*Goal*
Where a line contains the string "Normal", copy that line.

*Rows*
==================================================
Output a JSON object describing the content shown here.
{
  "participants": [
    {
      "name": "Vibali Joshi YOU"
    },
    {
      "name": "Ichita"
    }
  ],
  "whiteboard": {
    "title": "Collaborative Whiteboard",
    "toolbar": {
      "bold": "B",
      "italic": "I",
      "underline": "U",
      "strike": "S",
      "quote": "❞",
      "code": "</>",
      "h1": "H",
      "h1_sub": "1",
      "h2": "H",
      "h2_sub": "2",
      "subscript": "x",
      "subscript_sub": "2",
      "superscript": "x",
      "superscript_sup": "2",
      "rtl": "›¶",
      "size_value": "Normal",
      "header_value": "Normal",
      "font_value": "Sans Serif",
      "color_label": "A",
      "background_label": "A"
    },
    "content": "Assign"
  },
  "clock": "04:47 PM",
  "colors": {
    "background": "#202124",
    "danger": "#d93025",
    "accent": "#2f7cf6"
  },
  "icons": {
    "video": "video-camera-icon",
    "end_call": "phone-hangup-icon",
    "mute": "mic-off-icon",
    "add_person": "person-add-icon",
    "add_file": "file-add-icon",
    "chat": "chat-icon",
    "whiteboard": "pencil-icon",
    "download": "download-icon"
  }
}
==================================================
*Output*
      "size_value": "Normal",
      "header_value": "Normal",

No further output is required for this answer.